Task prompt:
Write the listing below out again exactly, dropping the images.

— Start Input material —

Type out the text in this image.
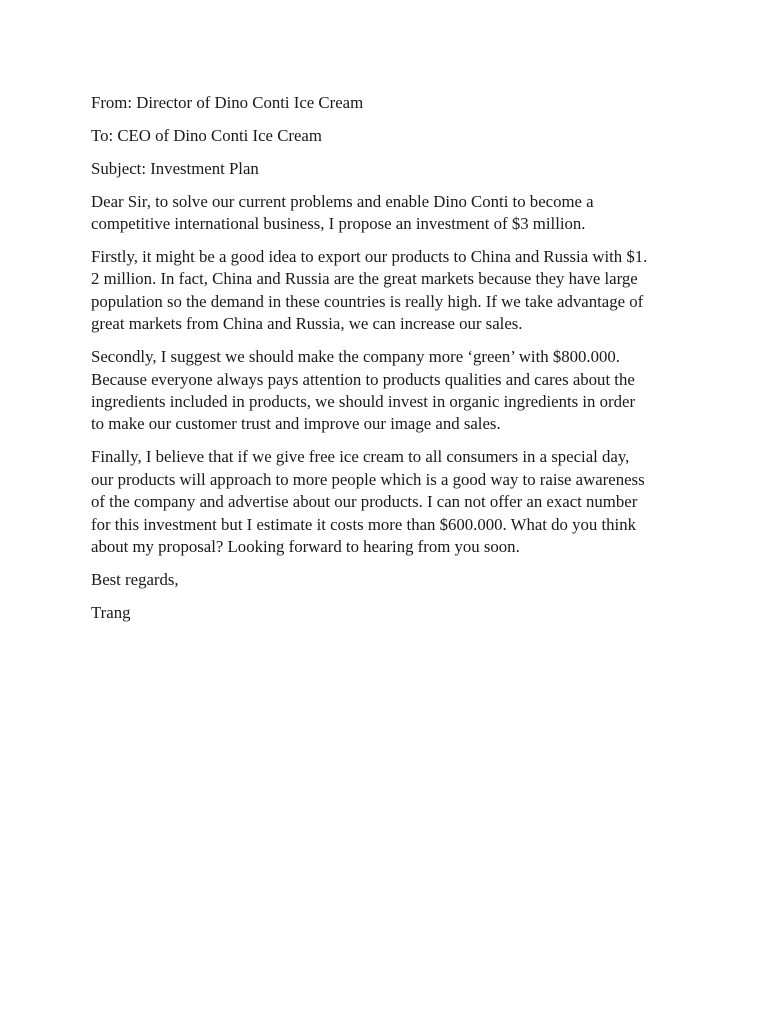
From: Director of Dino Conti Ice Cream

To: CEO of Dino Conti Ice Cream

Subject: Investment Plan

Dear Sir, to solve our current problems and enable Dino Conti to become a
competitive international business, I propose an investment of $3 million.

Firstly, it might be a good idea to export our products to China and Russia with $1.
2 million. In fact, China and Russia are the great markets because they have large
population so the demand in these countries is really high. If we take advantage of
great markets from China and Russia, we can increase our sales.

Secondly, I suggest we should make the company more ‘green’ with $800.000.
Because everyone always pays attention to products qualities and cares about the
ingredients included in products, we should invest in organic ingredients in order
to make our customer trust and improve our image and sales.

Finally, I believe that if we give free ice cream to all consumers in a special day,
our products will approach to more people which is a good way to raise awareness
of the company and advertise about our products. I can not offer an exact number
for this investment but I estimate it costs more than $600.000. What do you think
about my proposal? Looking forward to hearing from you soon.

Best regards,

Trang
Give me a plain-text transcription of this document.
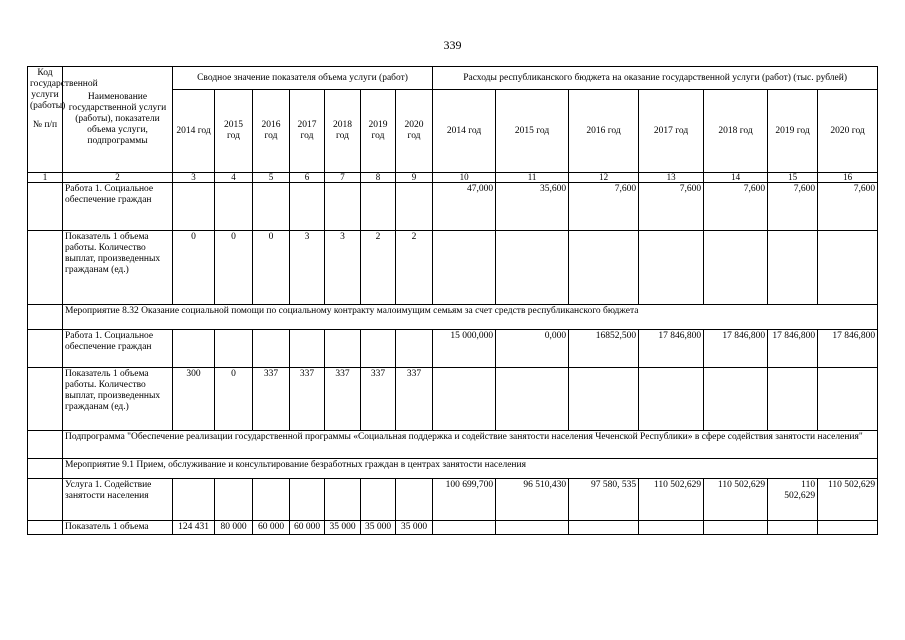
339
Код государственной услуги (работы)
№ п/п	Наименование государственной услуги (работы), показатели объема услуги, подпрограммы	Сводное значение показателя объема услуги (работ)							Расходы республиканского бюджета на оказание государственной услуги (работ) (тыс. рублей)						
		2014 год	2015 год	2016 год	2017 год	2018 год	2019 год	2020 год	2014 год	2015 год	2016 год	2017 год	2018 год	2019 год	2020 год
1	2	3	4	5	6	7	8	9	10	11	12	13	14	15	16
	Работа 1. Социальное обеспечение граждан								47,000	35,600	7,600	7,600	7,600	7,600	7,600
	Показатель 1 объема работы. Количество выплат, произведенных гражданам (ед.)	0	0	0	3	3	2	2							
	Мероприятие 8.32 Оказание социальной помощи по социальному контракту малоимущим семьям за счет средств республиканского бюджета														
	Работа 1. Социальное обеспечение граждан								15 000,000	0,000	16852,500	17 846,800	17 846,800	17 846,800	17 846,800
	Показатель 1 объема работы. Количество выплат, произведенных гражданам (ед.)	300	0	337	337	337	337	337							
	Подпрограмма "Обеспечение реализации государственной программы «Социальная поддержка и содействие занятости населения Чеченской Республики» в сфере содействия занятости населения"														
	Мероприятие 9.1 Прием, обслуживание и консультирование безработных граждан в центрах занятости населения														
	Услуга 1. Содействие занятости населения								100 699,700	96 510,430	97 580, 535	110 502,629	110 502,629	110 502,629	110 502,629
	Показатель 1 объема	124 431	80 000	60 000	60 000	35 000	35 000	35 000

— End Input material —

Result of the exercise:
Type out the text in this image.
From: Director of Dino Conti Ice Cream

To: CEO of Dino Conti Ice Cream

Subject: Investment Plan

Dear Sir, to solve our current problems and enable Dino Conti to become a
competitive international business, I propose an investment of $3 million.

Firstly, it might be a good idea to export our products to China and Russia with $1.
2 million. In fact, China and Russia are the great markets because they have large
population so the demand in these countries is really high. If we take advantage of
great markets from China and Russia, we can increase our sales.

Secondly, I suggest we should make the company more ‘green’ with $800.000.
Because everyone always pays attention to products qualities and cares about the
ingredients included in products, we should invest in organic ingredients in order
to make our customer trust and improve our image and sales.

Finally, I believe that if we give free ice cream to all consumers in a special day,
our products will approach to more people which is a good way to raise awareness
of the company and advertise about our products. I can not offer an exact number
for this investment but I estimate it costs more than $600.000. What do you think
about my proposal? Looking forward to hearing from you soon.

Best regards,

Trang
Give me a plain-text transcription of this document.
339
Код государственной услуги (работы)
№ п/п	Наименование государственной услуги (работы), показатели объема услуги, подпрограммы	Сводное значение показателя объема услуги (работ)							Расходы республиканского бюджета на оказание государственной услуги (работ) (тыс. рублей)						
		2014 год	2015 год	2016 год	2017 год	2018 год	2019 год	2020 год	2014 год	2015 год	2016 год	2017 год	2018 год	2019 год	2020 год
1	2	3	4	5	6	7	8	9	10	11	12	13	14	15	16
	Работа 1. Социальное обеспечение граждан								47,000	35,600	7,600	7,600	7,600	7,600	7,600
	Показатель 1 объема работы. Количество выплат, произведенных гражданам (ед.)	0	0	0	3	3	2	2							
	Мероприятие 8.32 Оказание социальной помощи по социальному контракту малоимущим семьям за счет средств республиканского бюджета														
	Работа 1. Социальное обеспечение граждан								15 000,000	0,000	16852,500	17 846,800	17 846,800	17 846,800	17 846,800
	Показатель 1 объема работы. Количество выплат, произведенных гражданам (ед.)	300	0	337	337	337	337	337							
	Подпрограмма "Обеспечение реализации государственной программы «Социальная поддержка и содействие занятости населения Чеченской Республики» в сфере содействия занятости населения"														
	Мероприятие 9.1 Прием, обслуживание и консультирование безработных граждан в центрах занятости населения														
	Услуга 1. Содействие занятости населения								100 699,700	96 510,430	97 580, 535	110 502,629	110 502,629	110 502,629	110 502,629
	Показатель 1 объема	124 431	80 000	60 000	60 000	35 000	35 000	35 000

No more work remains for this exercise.